— EXERCISE DETAILS —
Copy out all the lines exactly. Omit pictures.

— SUPPLIED RECORDS —
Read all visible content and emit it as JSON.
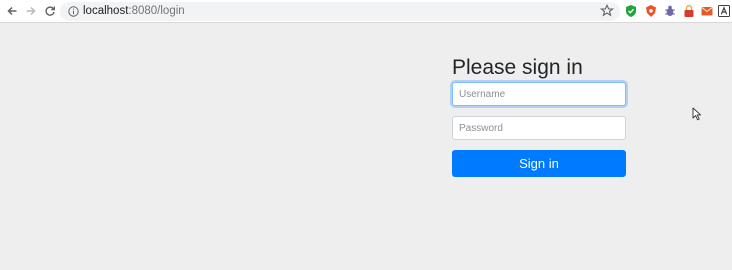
{
  "browser": {
    "url_host": "localhost",
    "url_path": ":8080/login",
    "icons": [
      "back-icon",
      "forward-icon",
      "reload-icon",
      "info-icon",
      "bookmark-star-icon",
      "extension-shield-icon",
      "extension-brave-icon",
      "extension-bug-icon",
      "extension-lock-icon",
      "extension-mail-icon",
      "extension-translate-icon"
    ]
  },
  "login": {
    "heading": "Please sign in",
    "username_placeholder": "Username",
    "password_placeholder": "Password",
    "submit_label": "Sign in"
  },
  "colors": {
    "page_background": "#eeeeee",
    "primary": "#007bff",
    "text": "#212529"
  }
}
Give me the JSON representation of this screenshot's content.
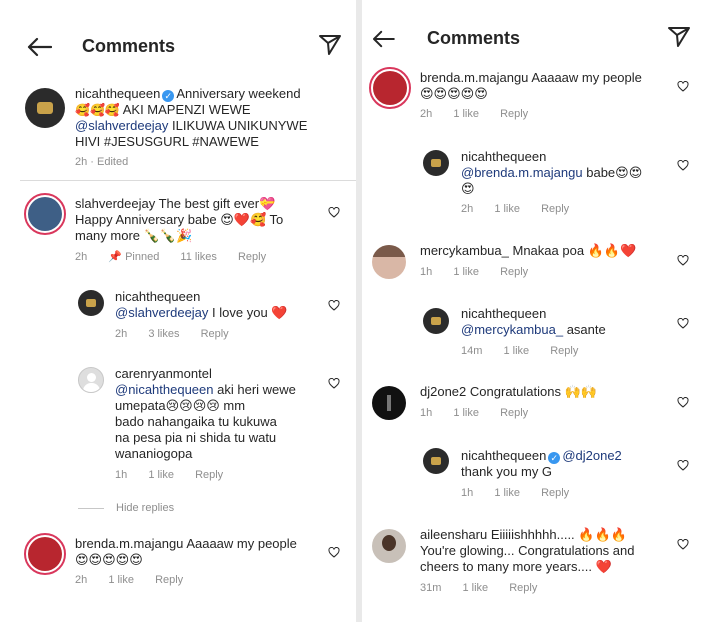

— RESULT BELOW —
Read all visible content and emit it as JSON.
{
  "browser": {
    "url_host": "localhost",
    "url_path": ":8080/login",
    "icons": [
      "back-icon",
      "forward-icon",
      "reload-icon",
      "info-icon",
      "bookmark-star-icon",
      "extension-shield-icon",
      "extension-brave-icon",
      "extension-bug-icon",
      "extension-lock-icon",
      "extension-mail-icon",
      "extension-translate-icon"
    ]
  },
  "login": {
    "heading": "Please sign in",
    "username_placeholder": "Username",
    "password_placeholder": "Password",
    "submit_label": "Sign in"
  },
  "colors": {
    "page_background": "#eeeeee",
    "primary": "#007bff",
    "text": "#212529"
  }
}
Give me the JSON representation of this screenshot's content.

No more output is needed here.